*Metti in pratica*
1) Elenca tutti gli articoli citati nel brano estratto, indicandoli con il loro numero.
2) Stabilisci se le affermazioni seguenti concordano con il brano estratto. Per ciascuna rispondi sì o no e cita le parole del brano che lo dimostrano.
(a) La famiglia vi è indicata come “società naturale”.
(b) Il termine “riconosciuta” vi è usato spesso e per qualunque diritto.
(c) L'art. 31 vi è ricordato per il particolare riguardo alle famiglie numerose.

A proposito. La famiglia (art. 29) è riconosciuta come “società naturale”, perché volevi sottolineare che la famiglia è una realtà umana precedente lo Stato e in qualche modo realtà autonoma da questo, perciò usi il bellissimo termine “riconosciuta”. Parola che utilizzi poche volte e sempre per diritti o realtà la cui esistenza è appunto “riconosciuta” e non originata dallo Stato, come per i diritti inalienabili dell’uomo (art. 2) in cui ci ricordi che l’educazione, la casa e il lavoro sono indispensabili per vivere. In questo quadro ci inviti anche ad essere accoglienti e ospitali. Nella nostra storia ci hanno accolto e ora noi non accogliamo? Forse dobbiamo ricordarci che dobbiamo agevolare “con misure economiche e altre provvidenze la formazione della famiglia e l’adempimento dei compiti relativi” e sottolinei che bisogna avere particolare riguardo alle famiglie numerose (art. 31). Non dobbiamo finalmente mettere in pratica questa tua indicazione di proteggere “la maternità, l’infanzia e la gioventù, favorendo gli istituti necessari a tale scopo”? E’ così sconfortante non vedere bambini e senza bambini c’è meno speranza e cresce la paura. Cosa ci richiede proteggere la maternità?

*Materiale fornito*
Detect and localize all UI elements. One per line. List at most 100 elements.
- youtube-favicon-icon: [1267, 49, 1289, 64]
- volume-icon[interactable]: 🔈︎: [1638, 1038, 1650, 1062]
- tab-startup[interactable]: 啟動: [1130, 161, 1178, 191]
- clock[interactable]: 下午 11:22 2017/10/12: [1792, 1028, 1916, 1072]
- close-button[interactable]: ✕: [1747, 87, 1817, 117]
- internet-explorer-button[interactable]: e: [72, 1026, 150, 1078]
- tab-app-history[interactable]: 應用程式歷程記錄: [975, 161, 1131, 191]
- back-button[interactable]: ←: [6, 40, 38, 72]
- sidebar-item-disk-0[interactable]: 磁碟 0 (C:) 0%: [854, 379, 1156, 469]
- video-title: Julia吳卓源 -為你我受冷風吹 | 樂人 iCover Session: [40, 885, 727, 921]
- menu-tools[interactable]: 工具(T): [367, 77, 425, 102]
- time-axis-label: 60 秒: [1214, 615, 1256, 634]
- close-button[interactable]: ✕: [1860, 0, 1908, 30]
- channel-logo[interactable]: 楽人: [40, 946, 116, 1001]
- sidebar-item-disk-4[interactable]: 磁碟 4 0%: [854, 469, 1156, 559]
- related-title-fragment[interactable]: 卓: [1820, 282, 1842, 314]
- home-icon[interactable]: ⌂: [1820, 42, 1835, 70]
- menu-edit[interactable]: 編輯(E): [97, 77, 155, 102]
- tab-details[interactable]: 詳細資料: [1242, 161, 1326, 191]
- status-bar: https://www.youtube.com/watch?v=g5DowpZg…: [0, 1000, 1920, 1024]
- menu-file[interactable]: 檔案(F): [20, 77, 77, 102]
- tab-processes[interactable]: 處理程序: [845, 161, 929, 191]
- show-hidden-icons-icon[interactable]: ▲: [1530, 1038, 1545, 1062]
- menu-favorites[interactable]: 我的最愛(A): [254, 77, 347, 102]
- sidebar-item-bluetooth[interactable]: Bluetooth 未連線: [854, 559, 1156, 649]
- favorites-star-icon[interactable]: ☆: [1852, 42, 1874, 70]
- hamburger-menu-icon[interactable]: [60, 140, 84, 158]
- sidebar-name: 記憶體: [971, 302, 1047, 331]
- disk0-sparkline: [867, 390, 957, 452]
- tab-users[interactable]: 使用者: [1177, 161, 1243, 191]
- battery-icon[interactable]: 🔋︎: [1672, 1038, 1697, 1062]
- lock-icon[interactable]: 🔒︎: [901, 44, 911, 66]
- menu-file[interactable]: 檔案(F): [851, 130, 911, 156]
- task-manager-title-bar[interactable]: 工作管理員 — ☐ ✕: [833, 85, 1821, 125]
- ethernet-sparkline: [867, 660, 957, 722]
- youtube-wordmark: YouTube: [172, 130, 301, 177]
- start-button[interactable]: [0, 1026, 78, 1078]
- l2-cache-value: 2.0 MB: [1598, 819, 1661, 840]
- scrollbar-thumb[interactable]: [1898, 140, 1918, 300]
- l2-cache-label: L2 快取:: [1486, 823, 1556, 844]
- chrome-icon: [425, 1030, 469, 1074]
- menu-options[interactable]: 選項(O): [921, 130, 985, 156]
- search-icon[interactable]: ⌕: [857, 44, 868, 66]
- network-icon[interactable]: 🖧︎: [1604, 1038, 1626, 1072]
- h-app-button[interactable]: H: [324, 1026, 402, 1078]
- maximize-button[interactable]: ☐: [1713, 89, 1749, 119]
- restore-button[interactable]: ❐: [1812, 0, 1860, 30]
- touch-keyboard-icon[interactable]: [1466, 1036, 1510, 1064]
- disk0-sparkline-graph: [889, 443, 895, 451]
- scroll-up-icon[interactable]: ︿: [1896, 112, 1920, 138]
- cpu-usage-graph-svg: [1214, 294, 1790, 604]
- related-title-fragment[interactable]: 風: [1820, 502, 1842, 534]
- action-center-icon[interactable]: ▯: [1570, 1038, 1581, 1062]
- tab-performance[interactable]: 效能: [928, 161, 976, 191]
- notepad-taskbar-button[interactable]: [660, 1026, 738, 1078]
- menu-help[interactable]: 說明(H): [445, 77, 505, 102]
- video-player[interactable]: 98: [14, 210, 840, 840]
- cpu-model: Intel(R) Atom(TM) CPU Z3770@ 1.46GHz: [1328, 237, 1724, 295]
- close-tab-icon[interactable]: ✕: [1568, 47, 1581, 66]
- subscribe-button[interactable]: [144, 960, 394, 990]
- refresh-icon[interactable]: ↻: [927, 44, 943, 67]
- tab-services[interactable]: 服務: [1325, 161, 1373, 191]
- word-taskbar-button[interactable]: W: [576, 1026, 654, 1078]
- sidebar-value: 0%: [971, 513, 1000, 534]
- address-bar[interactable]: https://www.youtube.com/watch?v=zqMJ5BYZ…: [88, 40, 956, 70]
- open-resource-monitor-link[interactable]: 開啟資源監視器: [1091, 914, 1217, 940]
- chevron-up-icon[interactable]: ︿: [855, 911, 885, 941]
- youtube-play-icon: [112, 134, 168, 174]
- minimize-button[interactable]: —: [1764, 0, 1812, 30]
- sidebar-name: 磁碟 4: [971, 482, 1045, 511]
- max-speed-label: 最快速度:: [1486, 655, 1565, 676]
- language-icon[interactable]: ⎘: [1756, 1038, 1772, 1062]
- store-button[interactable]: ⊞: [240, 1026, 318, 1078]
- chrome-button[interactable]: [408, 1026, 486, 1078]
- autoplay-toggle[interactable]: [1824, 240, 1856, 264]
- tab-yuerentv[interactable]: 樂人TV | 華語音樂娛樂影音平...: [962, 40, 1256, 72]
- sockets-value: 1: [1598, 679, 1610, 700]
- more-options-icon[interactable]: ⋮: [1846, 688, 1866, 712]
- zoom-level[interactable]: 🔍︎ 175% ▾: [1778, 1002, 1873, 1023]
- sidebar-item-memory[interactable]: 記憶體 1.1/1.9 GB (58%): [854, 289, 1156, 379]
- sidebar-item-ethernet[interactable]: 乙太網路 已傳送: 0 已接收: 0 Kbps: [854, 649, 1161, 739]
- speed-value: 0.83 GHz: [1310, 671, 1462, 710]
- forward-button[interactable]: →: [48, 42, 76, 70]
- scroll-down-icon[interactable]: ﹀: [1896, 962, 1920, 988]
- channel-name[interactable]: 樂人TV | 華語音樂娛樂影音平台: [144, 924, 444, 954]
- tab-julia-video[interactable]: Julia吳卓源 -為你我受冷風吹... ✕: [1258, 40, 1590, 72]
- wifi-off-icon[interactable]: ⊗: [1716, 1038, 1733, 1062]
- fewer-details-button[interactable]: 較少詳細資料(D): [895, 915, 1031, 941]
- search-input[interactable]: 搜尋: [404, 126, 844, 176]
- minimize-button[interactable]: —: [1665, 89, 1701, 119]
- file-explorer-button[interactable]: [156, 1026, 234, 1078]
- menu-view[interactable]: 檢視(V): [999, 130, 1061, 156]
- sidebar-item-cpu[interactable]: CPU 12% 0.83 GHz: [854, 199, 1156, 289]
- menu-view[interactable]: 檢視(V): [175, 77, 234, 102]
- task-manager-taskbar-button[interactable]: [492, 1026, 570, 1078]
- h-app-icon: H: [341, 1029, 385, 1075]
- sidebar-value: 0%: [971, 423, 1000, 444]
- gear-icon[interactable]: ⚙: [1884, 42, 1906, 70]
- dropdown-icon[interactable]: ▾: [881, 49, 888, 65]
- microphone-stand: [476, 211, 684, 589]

*Soluzioni*
1) art. 29, art. 2, art. 31

2)
(a) Sì: «La famiglia (art. 29) è riconosciuta come “società naturale”».
(b) No: «Parola che utilizzi poche volte e sempre per diritti o realtà la cui esistenza è appunto “riconosciuta” e non originata dallo Stato».
(c) Sì: «sottolinei che bisogna avere particolare riguardo alle famiglie numerose (art. 31)».